Restate, word for word, every line of the data.

-----

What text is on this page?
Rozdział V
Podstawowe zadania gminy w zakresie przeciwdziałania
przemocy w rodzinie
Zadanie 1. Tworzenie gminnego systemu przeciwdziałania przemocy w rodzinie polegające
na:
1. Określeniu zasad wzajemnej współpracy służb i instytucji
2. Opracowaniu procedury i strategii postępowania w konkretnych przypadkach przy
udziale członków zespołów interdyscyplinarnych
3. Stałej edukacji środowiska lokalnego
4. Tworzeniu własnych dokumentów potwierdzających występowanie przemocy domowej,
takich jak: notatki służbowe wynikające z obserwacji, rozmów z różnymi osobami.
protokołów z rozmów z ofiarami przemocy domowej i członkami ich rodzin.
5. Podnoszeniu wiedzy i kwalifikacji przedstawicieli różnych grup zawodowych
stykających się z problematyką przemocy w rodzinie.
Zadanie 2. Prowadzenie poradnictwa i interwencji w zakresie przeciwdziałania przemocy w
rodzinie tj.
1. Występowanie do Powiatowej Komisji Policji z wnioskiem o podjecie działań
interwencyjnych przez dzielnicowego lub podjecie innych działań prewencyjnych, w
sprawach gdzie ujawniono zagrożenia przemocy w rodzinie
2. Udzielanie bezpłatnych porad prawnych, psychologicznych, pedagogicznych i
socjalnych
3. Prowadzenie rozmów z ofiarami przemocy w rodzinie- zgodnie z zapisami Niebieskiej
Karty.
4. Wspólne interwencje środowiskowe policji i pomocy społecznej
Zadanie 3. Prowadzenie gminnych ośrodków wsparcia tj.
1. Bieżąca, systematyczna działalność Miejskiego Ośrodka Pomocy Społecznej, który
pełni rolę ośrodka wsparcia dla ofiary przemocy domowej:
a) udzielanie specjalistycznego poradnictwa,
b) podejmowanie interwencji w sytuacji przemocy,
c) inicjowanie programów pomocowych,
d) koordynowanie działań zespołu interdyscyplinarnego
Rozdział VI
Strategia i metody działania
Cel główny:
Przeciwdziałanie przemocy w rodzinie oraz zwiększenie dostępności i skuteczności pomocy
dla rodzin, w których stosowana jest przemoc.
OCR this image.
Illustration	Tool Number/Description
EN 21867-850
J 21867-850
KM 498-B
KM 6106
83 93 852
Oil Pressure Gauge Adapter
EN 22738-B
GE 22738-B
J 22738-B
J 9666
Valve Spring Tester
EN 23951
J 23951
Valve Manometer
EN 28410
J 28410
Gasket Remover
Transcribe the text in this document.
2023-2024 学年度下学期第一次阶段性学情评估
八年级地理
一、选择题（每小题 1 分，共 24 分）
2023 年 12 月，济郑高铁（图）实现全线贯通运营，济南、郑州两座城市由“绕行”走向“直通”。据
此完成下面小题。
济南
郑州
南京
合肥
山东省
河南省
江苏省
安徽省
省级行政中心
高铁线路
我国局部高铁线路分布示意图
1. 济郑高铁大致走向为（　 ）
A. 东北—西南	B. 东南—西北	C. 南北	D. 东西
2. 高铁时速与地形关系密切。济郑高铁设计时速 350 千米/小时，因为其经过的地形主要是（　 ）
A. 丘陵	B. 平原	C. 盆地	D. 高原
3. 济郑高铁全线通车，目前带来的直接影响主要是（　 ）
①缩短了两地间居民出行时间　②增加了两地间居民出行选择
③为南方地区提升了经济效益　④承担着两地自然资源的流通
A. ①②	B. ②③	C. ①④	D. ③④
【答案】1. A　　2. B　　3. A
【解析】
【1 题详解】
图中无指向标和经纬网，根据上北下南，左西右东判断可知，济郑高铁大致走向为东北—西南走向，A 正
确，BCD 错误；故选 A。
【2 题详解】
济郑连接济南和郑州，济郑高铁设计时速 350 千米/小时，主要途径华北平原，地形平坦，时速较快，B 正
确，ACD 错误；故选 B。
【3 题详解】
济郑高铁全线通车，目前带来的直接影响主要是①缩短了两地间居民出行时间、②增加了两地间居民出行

-----

**Solution for this exercise:**
What text is on this page?
Rozdział V
Podstawowe zadania gminy w zakresie przeciwdziałania
przemocy w rodzinie
Zadanie 1. Tworzenie gminnego systemu przeciwdziałania przemocy w rodzinie polegające
na:
1. Określeniu zasad wzajemnej współpracy służb i instytucji
2. Opracowaniu procedury i strategii postępowania w konkretnych przypadkach przy
udziale członków zespołów interdyscyplinarnych
3. Stałej edukacji środowiska lokalnego
4. Tworzeniu własnych dokumentów potwierdzających występowanie przemocy domowej,
takich jak: notatki służbowe wynikające z obserwacji, rozmów z różnymi osobami.
protokołów z rozmów z ofiarami przemocy domowej i członkami ich rodzin.
5. Podnoszeniu wiedzy i kwalifikacji przedstawicieli różnych grup zawodowych
stykających się z problematyką przemocy w rodzinie.
Zadanie 2. Prowadzenie poradnictwa i interwencji w zakresie przeciwdziałania przemocy w
rodzinie tj.
1. Występowanie do Powiatowej Komisji Policji z wnioskiem o podjecie działań
interwencyjnych przez dzielnicowego lub podjecie innych działań prewencyjnych, w
sprawach gdzie ujawniono zagrożenia przemocy w rodzinie
2. Udzielanie bezpłatnych porad prawnych, psychologicznych, pedagogicznych i
socjalnych
3. Prowadzenie rozmów z ofiarami przemocy w rodzinie- zgodnie z zapisami Niebieskiej
Karty.
4. Wspólne interwencje środowiskowe policji i pomocy społecznej
Zadanie 3. Prowadzenie gminnych ośrodków wsparcia tj.
1. Bieżąca, systematyczna działalność Miejskiego Ośrodka Pomocy Społecznej, który
pełni rolę ośrodka wsparcia dla ofiary przemocy domowej:
a) udzielanie specjalistycznego poradnictwa,
b) podejmowanie interwencji w sytuacji przemocy,
c) inicjowanie programów pomocowych,
d) koordynowanie działań zespołu interdyscyplinarnego
Rozdział VI
Strategia i metody działania
Cel główny:
Przeciwdziałanie przemocy w rodzinie oraz zwiększenie dostępności i skuteczności pomocy
dla rodzin, w których stosowana jest przemoc.
OCR this image.
Illustration	Tool Number/Description
EN 21867-850
J 21867-850
KM 498-B
KM 6106
83 93 852
Oil Pressure Gauge Adapter
EN 22738-B
GE 22738-B
J 22738-B
J 9666
Valve Spring Tester
EN 23951
J 23951
Valve Manometer
EN 28410
J 28410
Gasket Remover
Transcribe the text in this document.
2023-2024 学年度下学期第一次阶段性学情评估
八年级地理
一、选择题（每小题 1 分，共 24 分）
2023 年 12 月，济郑高铁（图）实现全线贯通运营，济南、郑州两座城市由“绕行”走向“直通”。据
此完成下面小题。
济南
郑州
南京
合肥
山东省
河南省
江苏省
安徽省
省级行政中心
高铁线路
我国局部高铁线路分布示意图
1. 济郑高铁大致走向为（　 ）
A. 东北—西南	B. 东南—西北	C. 南北	D. 东西
2. 高铁时速与地形关系密切。济郑高铁设计时速 350 千米/小时，因为其经过的地形主要是（　 ）
A. 丘陵	B. 平原	C. 盆地	D. 高原
3. 济郑高铁全线通车，目前带来的直接影响主要是（　 ）
①缩短了两地间居民出行时间　②增加了两地间居民出行选择
③为南方地区提升了经济效益　④承担着两地自然资源的流通
A. ①②	B. ②③	C. ①④	D. ③④
【答案】1. A　　2. B　　3. A
【解析】
【1 题详解】
图中无指向标和经纬网，根据上北下南，左西右东判断可知，济郑高铁大致走向为东北—西南走向，A 正
确，BCD 错误；故选 A。
【2 题详解】
济郑连接济南和郑州，济郑高铁设计时速 350 千米/小时，主要途径华北平原，地形平坦，时速较快，B 正
确，ACD 错误；故选 B。
【3 题详解】
济郑高铁全线通车，目前带来的直接影响主要是①缩短了两地间居民出行时间、②增加了两地间居民出行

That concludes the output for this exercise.